→ **Set problem**
Provide only the number of lines in the data below that contain the word "모아뜨기".

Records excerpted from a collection
════════
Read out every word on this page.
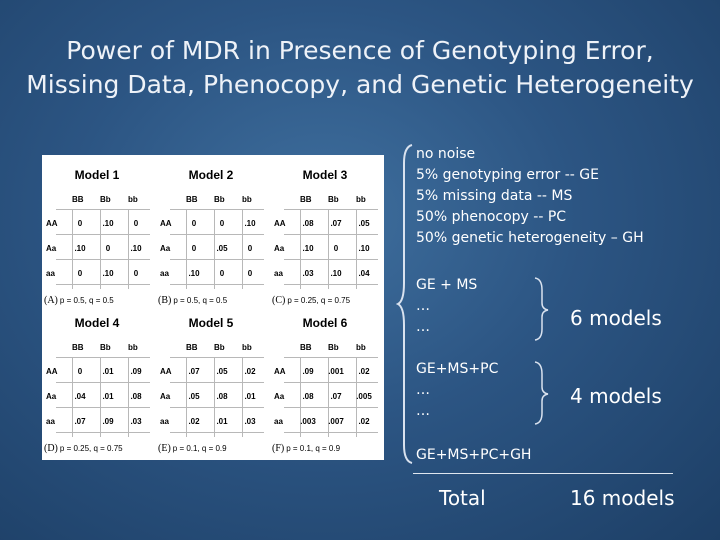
Power of MDR in Presence of Genotyping Error,
Missing Data, Phenocopy, and Genetic Heterogeneity
Model 1
BB Bb bb
AA	0	.10	0
Aa	.10	0	.10
aa	0	.10	0
(A) p = 0.5, q = 0.5
Model 2
BB Bb bb
AA	0	0	.10
Aa	0	.05	0
aa	.10	0	0
(B) p = 0.5, q = 0.5
Model 3
BB Bb bb
AA	.08	.07	.05
Aa	.10	0	.10
aa	.03	.10	.04
(C) p = 0.25, q = 0.75
Model 4
BB Bb bb
AA	0	.01	.09
Aa	.04	.01	.08
aa	.07	.09	.03
(D) p = 0.25, q = 0.75
Model 5
BB Bb bb
AA	.07	.05	.02
Aa	.05	.08	.01
aa	.02	.01	.03
(E) p = 0.1, q = 0.9
Model 6
BB Bb bb
AA	.09	.001	.02
Aa	.08	.07	.005
aa	.003	.007	.02
(F) p = 0.1, q = 0.9
no noise
5% genotyping error -- GE
5% missing data -- MS
50% phenocopy -- PC
50% genetic heterogeneity – GH
GE + MS
…
…	6 models
GE+MS+PC
…
…
4 models
GE+MS+PC+GH
Total	16 models
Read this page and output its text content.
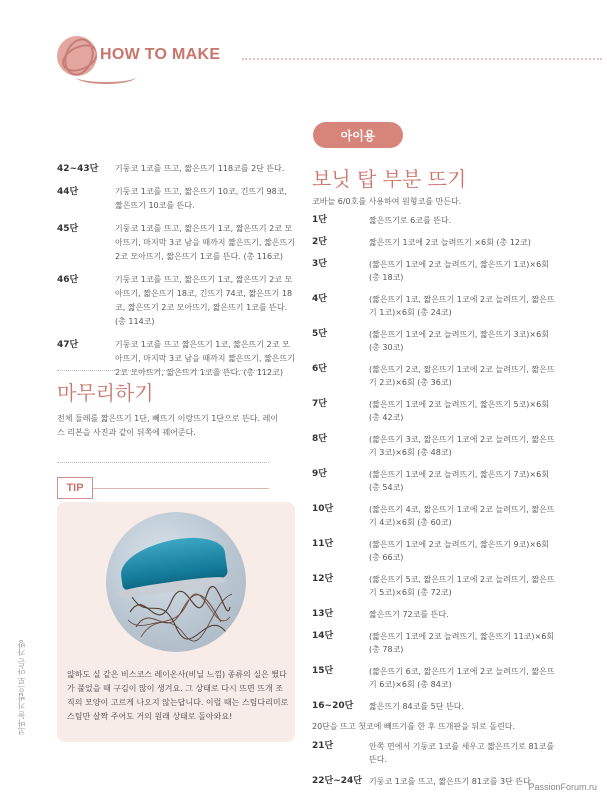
HOW TO MAKE
코바늘 기법으로 만든 가방
42~43단	기둥코 1코를 뜨고, 짧은뜨기 118코를 2단 뜬다.
44단	기둥코 1코를 뜨고, 짧은뜨기 10코, 긴뜨기 98코, 짧은뜨기 10코를 뜬다.
45단	기둥코 1코를 뜨고, 짧은뜨기 1코, 짧은뜨기 2코 모아뜨기, 마지막 3코 남을 때까지 짧은뜨기, 짧은뜨기 2코 모아뜨기, 짧은뜨기 1코를 뜬다. (총 116코)
46단	기둥코 1코를 뜨고, 짧은뜨기 1코, 짧은뜨기 2코 모아뜨기, 짧은뜨기 18코, 긴뜨기 74코, 짧은뜨기 18코, 짧은뜨기 2코 모아뜨기, 짧은뜨기 1코를 뜬다. (총 114코)
47단	기둥코 1코를 뜨고 짧은뜨기 1코, 짧은뜨기 2코 모아뜨기, 마지막 3코 남을 때까지 짧은뜨기, 짧은뜨기 2코 모아뜨기, 짧은뜨기 1코를 뜬다. (총 112코)
마무리하기
전체 둘레를 짧은뜨기 1단, 빼뜨기 이랑뜨기 1단으로 뜬다. 레이스 리본을 사진과 같이 뒤쪽에 꿰어준다.
TIP
얇하도 실 같은 비스코스 레이온사(비닐 느낌) 종류의 실은 뜄다가 풀었을 때 구김이 많이 생겨요. 그 상태로 다시 뜨면 뜨개 조직의 모양이 고르게 나오지 않는답니다. 이럴 때는 스팀다리미로 스팀만 살짝 주어도 거의 원래 상태로 돌아와요!
아이용
보닛 탑 부분 뜨기
코바늘 6/0호를 사용하여 원형코를 만든다.
1단	짧은뜨기로 6코를 뜬다.
2단	짧은뜨기 1코에 2코 늘려뜨기 ×6회 (총 12코)
3단	(짧은뜨기 1코에 2코 늘려뜨기, 짧은뜨기 1코)×6회 (총 18코)
4단	(짧은뜨기 1코, 짧은뜨기 1코에 2코 늘려뜨기, 짧은뜨기 1코)×6회 (총 24코)
5단	(짧은뜨기 1코에 2코 늘려뜨기, 짧은뜨기 3코)×6회 (총 30코)
6단	(짧은뜨기 2코, 짧은뜨기 1코에 2코 늘려뜨기, 짧은뜨기 2코)×6회 (총 36코)
7단	(짧은뜨기 1코에 2코 늘려뜨기, 짧은뜨기 5코)×6회 (총 42코)
8단	(짧은뜨기 3코, 짧은뜨기 1코에 2코 늘려뜨기, 짧은뜨기 3코)×6회 (총 48코)
9단	(짧은뜨기 1코에 2코 늘려뜨기, 짧은뜨기 7코)×6회 (총 54코)
10단	(짧은뜨기 4코, 짧은뜨기 1코에 2코 늘려뜨기, 짧은뜨기 4코)×6회 (총 60코)
11단	(짧은뜨기 1코에 2코 늘려뜨기, 짧은뜨기 9코)×6회 (총 66코)
12단	(짧은뜨기 5코, 짧은뜨기 1코에 2코 늘려뜨기, 짧은뜨기 5코)×6회 (총 72코)
13단	짧은뜨기 72코를 뜬다.
14단	(짧은뜨기 1코에 2코 늘려뜨기, 짧은뜨기 11코)×6회 (총 78코)
15단	(짧은뜨기 6코, 짧은뜨기 1코에 2코 늘려뜨기, 짧은뜨기 6코)×6회 (총 84코)
16~20단	짧은뜨기 84코를 5단 뜬다.
20단을 뜨고 첫코에 빼뜨기를 한 후 뜨개판을 뒤로 돌린다.
21단	안쪽 면에서 기둥코 1코를 세우고 짧은뜨기로 81코를 뜬다.
22단~24단 기둥코 1코를 뜨고, 짧은뜨기 81코를 3단 뜬다.
PassionForum.ru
════════
→ **Worked solution**
3